> [Task brief]: Return all of the data exactly, with nothing left out but the pictures.

-------

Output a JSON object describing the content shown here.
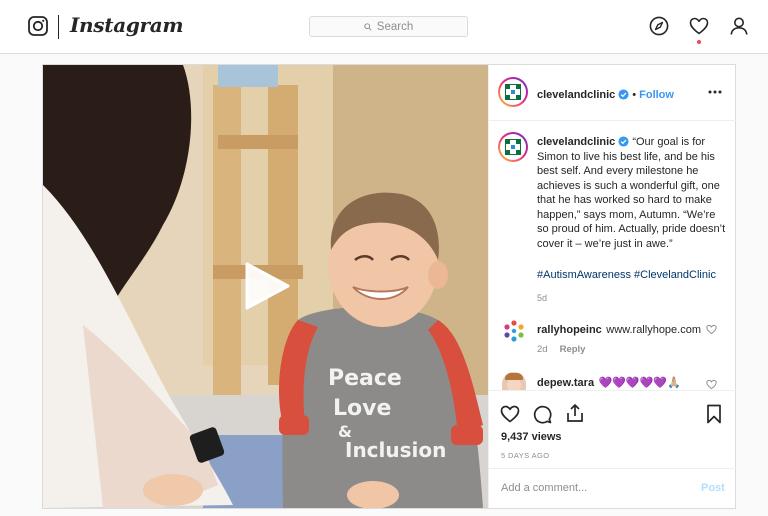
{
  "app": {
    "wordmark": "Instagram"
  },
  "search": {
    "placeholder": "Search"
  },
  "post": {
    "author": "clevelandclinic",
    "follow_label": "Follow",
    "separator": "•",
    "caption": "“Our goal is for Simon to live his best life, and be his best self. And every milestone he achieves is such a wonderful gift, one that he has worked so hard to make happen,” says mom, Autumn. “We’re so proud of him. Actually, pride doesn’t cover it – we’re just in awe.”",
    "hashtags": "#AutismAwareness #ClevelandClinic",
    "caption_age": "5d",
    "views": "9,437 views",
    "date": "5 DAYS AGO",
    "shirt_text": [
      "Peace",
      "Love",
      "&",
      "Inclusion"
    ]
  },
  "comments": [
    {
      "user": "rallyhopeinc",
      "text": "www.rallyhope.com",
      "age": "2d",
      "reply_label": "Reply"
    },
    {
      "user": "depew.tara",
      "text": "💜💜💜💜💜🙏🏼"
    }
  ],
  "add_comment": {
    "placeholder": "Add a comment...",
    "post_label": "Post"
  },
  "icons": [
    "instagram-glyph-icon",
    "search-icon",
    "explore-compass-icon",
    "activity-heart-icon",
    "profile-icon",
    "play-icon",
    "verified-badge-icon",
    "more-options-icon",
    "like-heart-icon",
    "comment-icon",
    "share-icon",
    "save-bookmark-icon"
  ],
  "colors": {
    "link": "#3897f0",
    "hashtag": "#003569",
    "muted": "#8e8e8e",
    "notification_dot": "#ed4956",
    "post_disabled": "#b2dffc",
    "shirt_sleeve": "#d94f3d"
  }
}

-------

> [Answer to this problem]:
Output a JSON object describing the content shown here.
{
  "app": {
    "wordmark": "Instagram"
  },
  "search": {
    "placeholder": "Search"
  },
  "post": {
    "author": "clevelandclinic",
    "follow_label": "Follow",
    "separator": "•",
    "caption": "“Our goal is for Simon to live his best life, and be his best self. And every milestone he achieves is such a wonderful gift, one that he has worked so hard to make happen,” says mom, Autumn. “We’re so proud of him. Actually, pride doesn’t cover it – we’re just in awe.”",
    "hashtags": "#AutismAwareness #ClevelandClinic",
    "caption_age": "5d",
    "views": "9,437 views",
    "date": "5 DAYS AGO",
    "shirt_text": [
      "Peace",
      "Love",
      "&",
      "Inclusion"
    ]
  },
  "comments": [
    {
      "user": "rallyhopeinc",
      "text": "www.rallyhope.com",
      "age": "2d",
      "reply_label": "Reply"
    },
    {
      "user": "depew.tara",
      "text": "💜💜💜💜💜🙏🏼"
    }
  ],
  "add_comment": {
    "placeholder": "Add a comment...",
    "post_label": "Post"
  },
  "icons": [
    "instagram-glyph-icon",
    "search-icon",
    "explore-compass-icon",
    "activity-heart-icon",
    "profile-icon",
    "play-icon",
    "verified-badge-icon",
    "more-options-icon",
    "like-heart-icon",
    "comment-icon",
    "share-icon",
    "save-bookmark-icon"
  ],
  "colors": {
    "link": "#3897f0",
    "hashtag": "#003569",
    "muted": "#8e8e8e",
    "notification_dot": "#ed4956",
    "post_disabled": "#b2dffc",
    "shirt_sleeve": "#d94f3d"
  }
}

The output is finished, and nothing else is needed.